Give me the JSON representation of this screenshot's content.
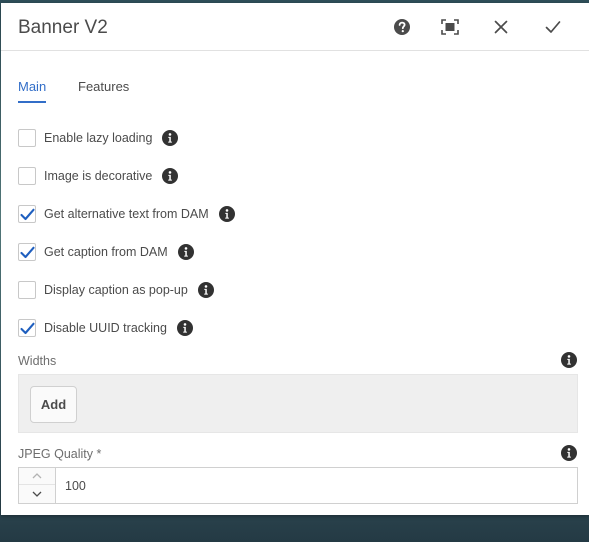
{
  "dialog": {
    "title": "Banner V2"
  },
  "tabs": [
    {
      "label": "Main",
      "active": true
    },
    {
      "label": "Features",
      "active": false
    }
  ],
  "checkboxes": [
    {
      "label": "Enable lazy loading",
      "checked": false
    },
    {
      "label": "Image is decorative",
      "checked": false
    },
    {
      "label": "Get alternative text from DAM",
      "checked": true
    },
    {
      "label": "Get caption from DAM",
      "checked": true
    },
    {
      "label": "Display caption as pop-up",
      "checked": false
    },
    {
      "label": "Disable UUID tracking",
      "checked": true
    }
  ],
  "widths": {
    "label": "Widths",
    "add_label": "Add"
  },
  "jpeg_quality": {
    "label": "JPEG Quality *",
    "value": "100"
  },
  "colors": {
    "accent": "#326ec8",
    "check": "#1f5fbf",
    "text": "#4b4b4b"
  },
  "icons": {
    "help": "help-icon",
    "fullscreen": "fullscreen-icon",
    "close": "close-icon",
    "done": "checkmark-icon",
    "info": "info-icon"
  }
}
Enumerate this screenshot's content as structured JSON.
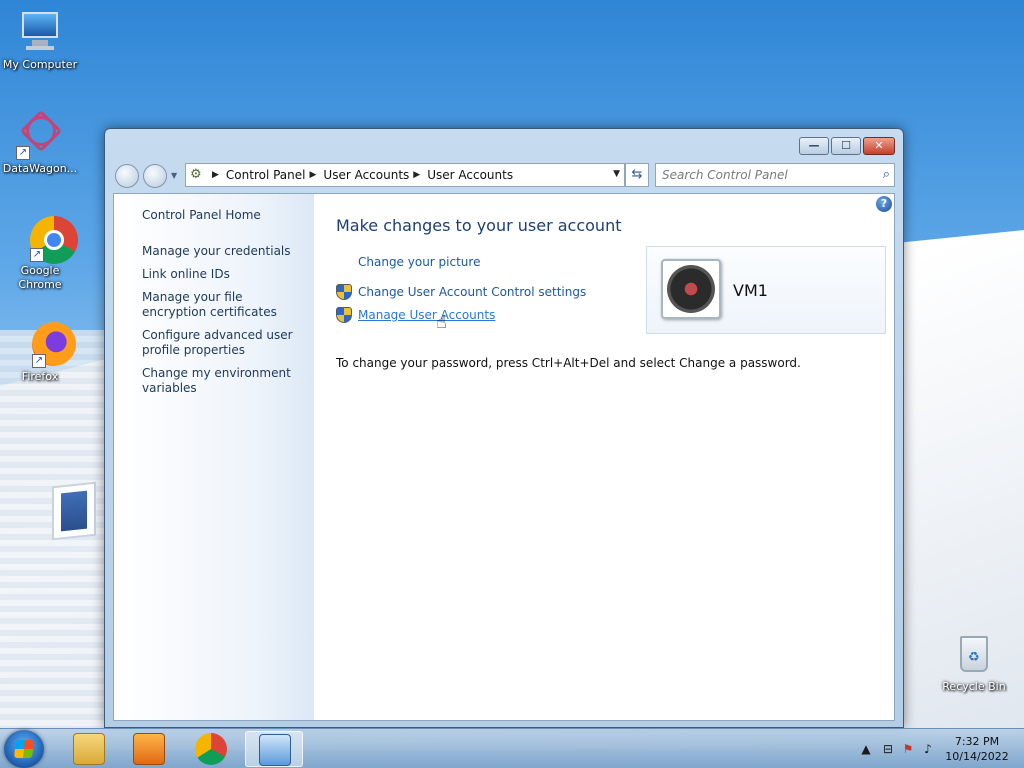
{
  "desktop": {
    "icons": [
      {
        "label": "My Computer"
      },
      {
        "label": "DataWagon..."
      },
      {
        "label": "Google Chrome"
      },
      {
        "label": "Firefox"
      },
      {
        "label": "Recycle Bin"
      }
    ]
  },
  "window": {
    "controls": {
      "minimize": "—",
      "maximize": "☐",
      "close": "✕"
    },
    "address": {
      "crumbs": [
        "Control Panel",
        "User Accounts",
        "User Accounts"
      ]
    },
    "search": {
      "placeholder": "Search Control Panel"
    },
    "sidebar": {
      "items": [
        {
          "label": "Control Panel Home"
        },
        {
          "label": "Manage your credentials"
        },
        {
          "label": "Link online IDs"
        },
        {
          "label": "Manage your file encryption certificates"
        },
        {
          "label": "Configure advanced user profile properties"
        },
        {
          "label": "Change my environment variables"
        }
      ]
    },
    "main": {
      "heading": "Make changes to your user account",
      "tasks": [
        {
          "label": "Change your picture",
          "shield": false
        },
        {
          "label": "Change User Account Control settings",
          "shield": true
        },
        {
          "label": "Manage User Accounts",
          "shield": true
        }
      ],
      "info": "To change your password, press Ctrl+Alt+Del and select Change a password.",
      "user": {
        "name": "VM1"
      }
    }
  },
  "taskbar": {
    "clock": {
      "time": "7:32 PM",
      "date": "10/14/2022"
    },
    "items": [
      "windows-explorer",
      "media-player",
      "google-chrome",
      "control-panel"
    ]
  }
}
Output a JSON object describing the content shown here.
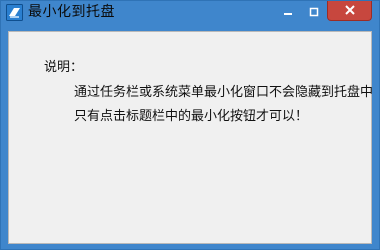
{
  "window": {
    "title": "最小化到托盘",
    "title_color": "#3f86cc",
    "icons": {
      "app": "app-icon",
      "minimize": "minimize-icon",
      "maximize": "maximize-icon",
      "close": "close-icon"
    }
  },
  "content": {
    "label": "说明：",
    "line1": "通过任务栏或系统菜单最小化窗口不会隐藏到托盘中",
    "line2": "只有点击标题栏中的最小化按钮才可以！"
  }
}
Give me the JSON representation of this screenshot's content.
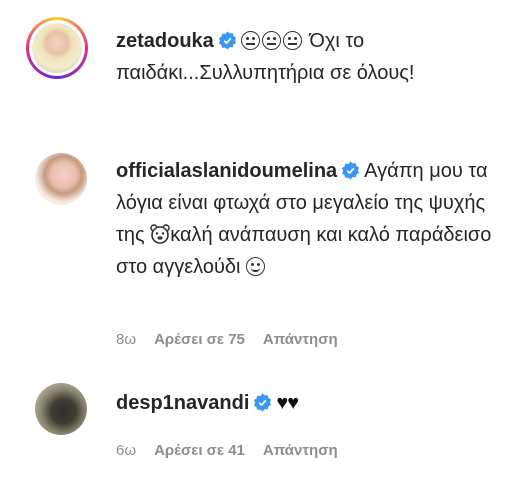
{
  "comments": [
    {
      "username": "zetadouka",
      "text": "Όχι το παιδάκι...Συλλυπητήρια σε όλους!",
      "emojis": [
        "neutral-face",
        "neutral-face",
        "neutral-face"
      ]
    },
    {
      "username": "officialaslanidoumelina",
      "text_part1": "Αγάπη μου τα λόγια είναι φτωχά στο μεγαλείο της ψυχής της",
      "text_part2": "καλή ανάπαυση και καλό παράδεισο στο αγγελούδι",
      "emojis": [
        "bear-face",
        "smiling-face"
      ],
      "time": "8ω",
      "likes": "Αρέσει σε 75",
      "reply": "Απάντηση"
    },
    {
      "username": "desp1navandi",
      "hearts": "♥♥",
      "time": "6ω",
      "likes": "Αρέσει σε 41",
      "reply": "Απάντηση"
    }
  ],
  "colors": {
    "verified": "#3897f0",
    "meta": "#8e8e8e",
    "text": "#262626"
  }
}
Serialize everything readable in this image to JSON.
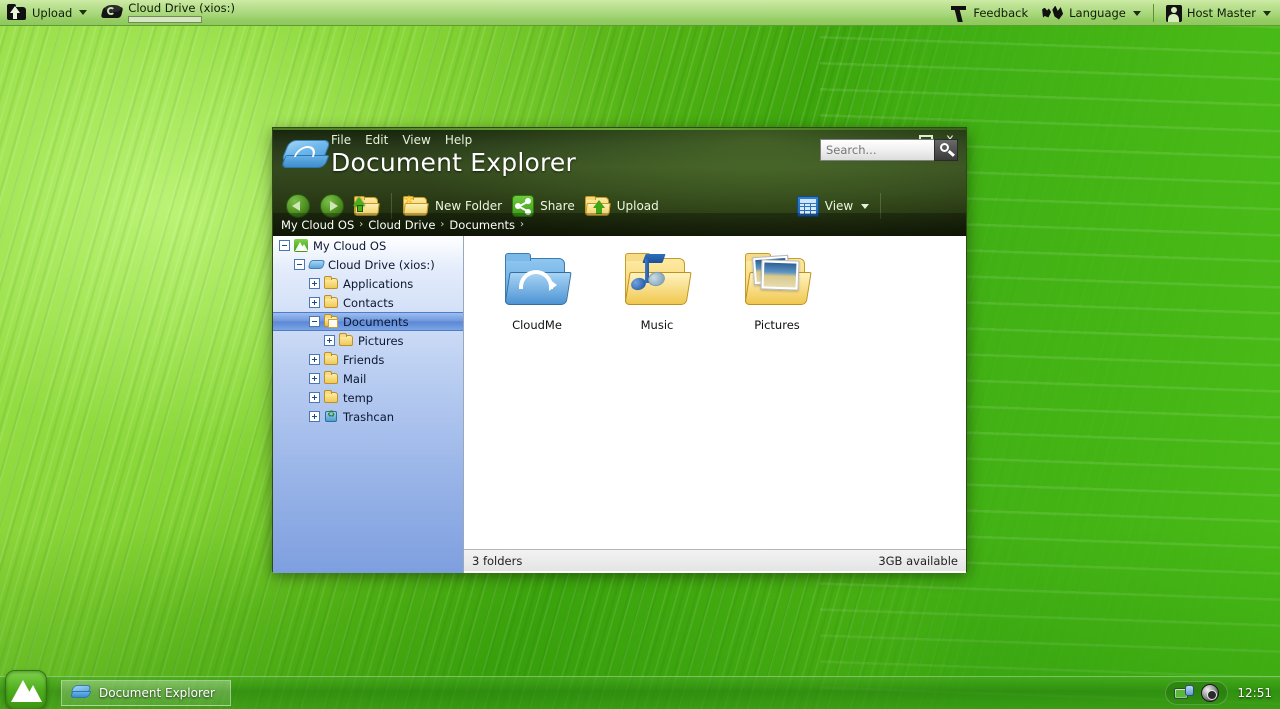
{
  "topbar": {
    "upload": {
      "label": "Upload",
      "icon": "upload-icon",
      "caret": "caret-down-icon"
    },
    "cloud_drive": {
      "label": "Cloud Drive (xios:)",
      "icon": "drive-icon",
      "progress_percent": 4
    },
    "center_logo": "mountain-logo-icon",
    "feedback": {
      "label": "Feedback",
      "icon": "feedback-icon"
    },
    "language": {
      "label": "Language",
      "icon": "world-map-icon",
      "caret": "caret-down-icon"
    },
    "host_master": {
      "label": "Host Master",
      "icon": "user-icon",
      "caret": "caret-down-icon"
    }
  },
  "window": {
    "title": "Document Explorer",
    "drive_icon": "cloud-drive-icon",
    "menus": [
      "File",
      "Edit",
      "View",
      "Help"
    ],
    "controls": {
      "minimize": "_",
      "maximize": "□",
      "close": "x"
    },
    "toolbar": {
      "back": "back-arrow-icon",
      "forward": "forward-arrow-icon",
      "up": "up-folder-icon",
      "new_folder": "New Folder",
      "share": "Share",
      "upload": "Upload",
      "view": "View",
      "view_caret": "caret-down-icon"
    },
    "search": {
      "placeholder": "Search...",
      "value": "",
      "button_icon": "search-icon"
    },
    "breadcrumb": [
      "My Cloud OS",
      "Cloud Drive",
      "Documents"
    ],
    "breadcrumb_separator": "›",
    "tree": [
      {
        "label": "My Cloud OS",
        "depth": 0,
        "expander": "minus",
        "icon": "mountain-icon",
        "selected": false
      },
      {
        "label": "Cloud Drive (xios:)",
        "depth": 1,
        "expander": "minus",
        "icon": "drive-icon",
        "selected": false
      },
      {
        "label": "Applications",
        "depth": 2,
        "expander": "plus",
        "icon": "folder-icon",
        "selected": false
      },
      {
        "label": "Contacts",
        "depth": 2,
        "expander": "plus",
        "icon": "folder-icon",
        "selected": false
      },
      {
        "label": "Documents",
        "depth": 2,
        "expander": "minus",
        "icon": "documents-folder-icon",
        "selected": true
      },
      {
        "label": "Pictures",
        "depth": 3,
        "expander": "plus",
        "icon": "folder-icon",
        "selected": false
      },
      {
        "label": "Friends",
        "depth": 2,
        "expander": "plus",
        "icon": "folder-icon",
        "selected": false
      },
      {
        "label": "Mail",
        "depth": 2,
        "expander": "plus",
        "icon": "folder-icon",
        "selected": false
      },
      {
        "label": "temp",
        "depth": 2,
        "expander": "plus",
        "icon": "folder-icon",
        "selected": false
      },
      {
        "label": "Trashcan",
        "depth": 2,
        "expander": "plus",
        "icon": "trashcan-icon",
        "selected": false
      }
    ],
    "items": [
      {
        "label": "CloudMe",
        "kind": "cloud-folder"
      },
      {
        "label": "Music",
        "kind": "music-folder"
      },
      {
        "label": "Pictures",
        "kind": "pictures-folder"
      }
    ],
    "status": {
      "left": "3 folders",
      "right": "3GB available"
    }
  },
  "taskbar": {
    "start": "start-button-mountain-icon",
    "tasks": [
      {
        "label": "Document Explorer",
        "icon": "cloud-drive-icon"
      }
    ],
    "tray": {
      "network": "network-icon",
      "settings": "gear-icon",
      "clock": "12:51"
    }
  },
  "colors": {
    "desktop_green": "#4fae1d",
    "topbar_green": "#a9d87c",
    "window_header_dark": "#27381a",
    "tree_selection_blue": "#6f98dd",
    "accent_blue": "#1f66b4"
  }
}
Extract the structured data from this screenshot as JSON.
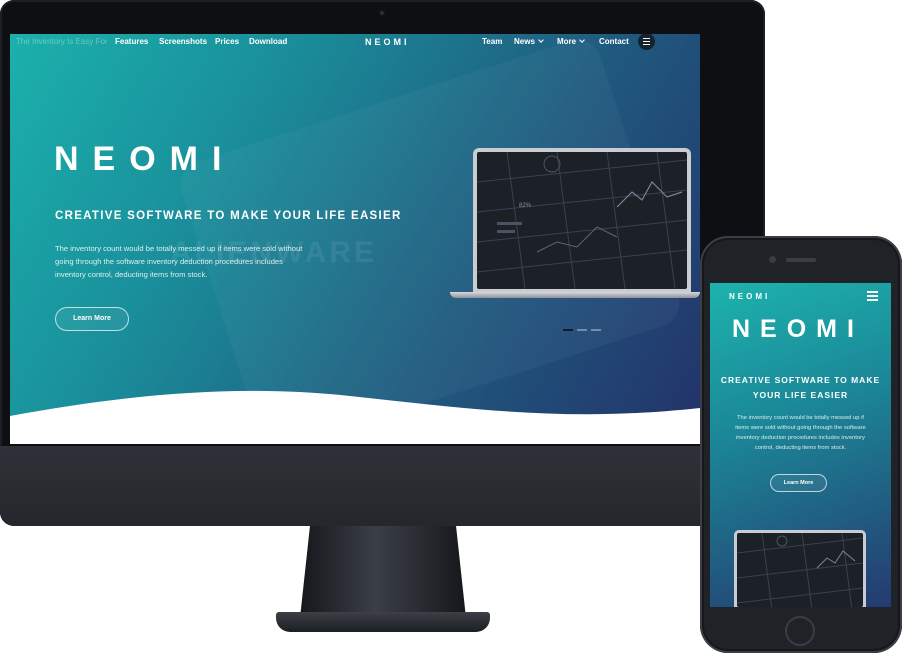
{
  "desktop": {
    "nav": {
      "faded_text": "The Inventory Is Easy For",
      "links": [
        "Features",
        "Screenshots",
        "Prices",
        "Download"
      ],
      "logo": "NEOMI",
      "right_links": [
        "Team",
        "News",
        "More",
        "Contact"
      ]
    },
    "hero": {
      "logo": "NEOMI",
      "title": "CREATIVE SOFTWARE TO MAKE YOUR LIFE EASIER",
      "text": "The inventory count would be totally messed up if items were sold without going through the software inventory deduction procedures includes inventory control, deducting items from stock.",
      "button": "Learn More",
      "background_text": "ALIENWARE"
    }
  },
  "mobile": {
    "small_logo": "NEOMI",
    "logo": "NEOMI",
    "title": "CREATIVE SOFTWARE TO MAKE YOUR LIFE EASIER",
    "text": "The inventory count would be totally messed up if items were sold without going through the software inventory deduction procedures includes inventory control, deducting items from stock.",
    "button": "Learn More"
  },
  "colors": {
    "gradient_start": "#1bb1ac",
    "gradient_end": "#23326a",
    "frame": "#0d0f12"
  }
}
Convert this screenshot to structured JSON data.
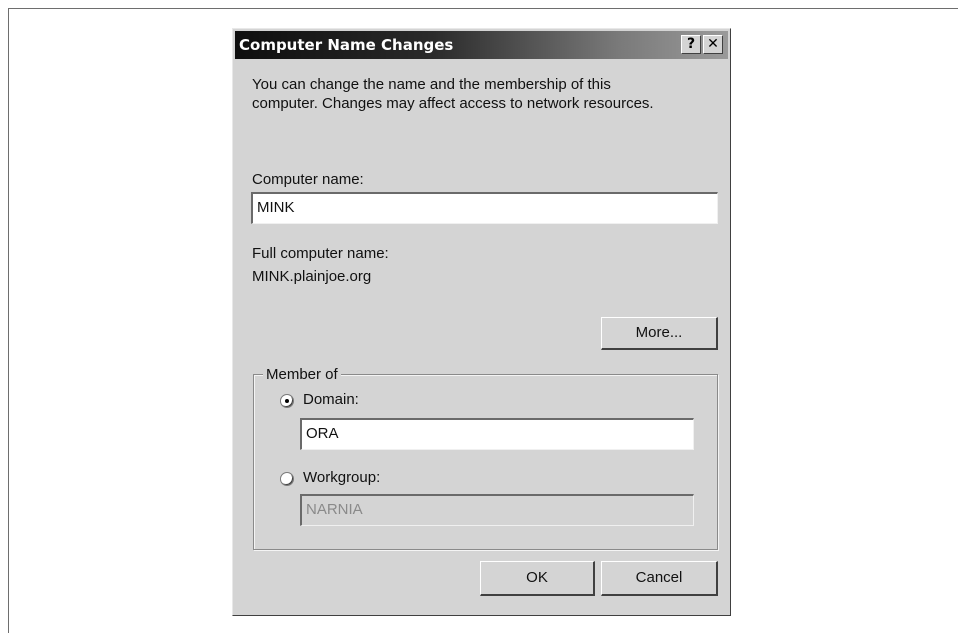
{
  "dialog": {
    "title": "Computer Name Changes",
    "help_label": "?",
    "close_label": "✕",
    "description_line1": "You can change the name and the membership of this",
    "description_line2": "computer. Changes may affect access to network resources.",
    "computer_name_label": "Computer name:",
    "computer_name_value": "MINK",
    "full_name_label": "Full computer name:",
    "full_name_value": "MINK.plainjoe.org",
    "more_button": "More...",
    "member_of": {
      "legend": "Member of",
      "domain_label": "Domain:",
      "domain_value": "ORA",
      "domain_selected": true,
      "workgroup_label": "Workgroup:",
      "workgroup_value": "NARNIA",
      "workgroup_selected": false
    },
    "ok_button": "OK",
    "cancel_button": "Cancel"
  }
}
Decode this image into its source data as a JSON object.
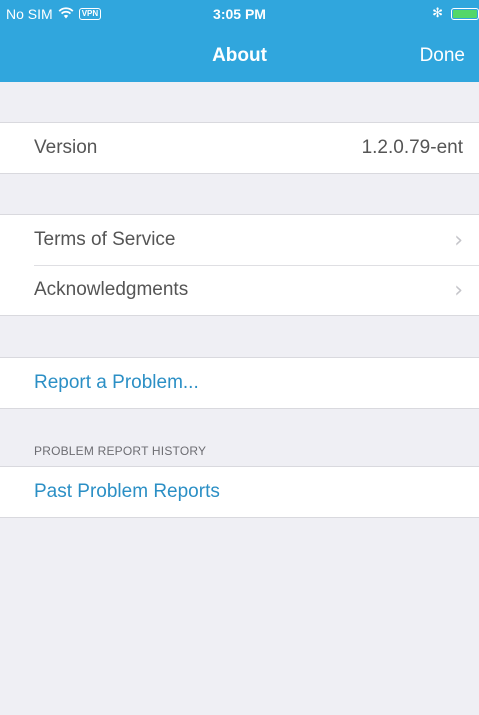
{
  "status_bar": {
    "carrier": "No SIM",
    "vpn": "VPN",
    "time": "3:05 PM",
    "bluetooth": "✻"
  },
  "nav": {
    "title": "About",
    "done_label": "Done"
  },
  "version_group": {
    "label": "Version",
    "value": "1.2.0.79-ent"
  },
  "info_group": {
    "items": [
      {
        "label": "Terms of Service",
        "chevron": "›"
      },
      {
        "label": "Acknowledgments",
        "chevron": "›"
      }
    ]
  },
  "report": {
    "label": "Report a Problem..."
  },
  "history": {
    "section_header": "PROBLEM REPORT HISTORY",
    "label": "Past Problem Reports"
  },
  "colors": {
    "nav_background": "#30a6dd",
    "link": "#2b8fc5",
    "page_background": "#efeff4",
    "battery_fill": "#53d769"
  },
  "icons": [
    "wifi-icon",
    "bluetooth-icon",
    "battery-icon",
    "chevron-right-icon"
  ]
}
_ _ _ _ _
* [What you will do]: Where a line in the entries holds the word "likes", copy that line.

* [Result for this task]:
      "likes": "Αρέσει σε 75",
      "likes": "Αρέσει σε 41",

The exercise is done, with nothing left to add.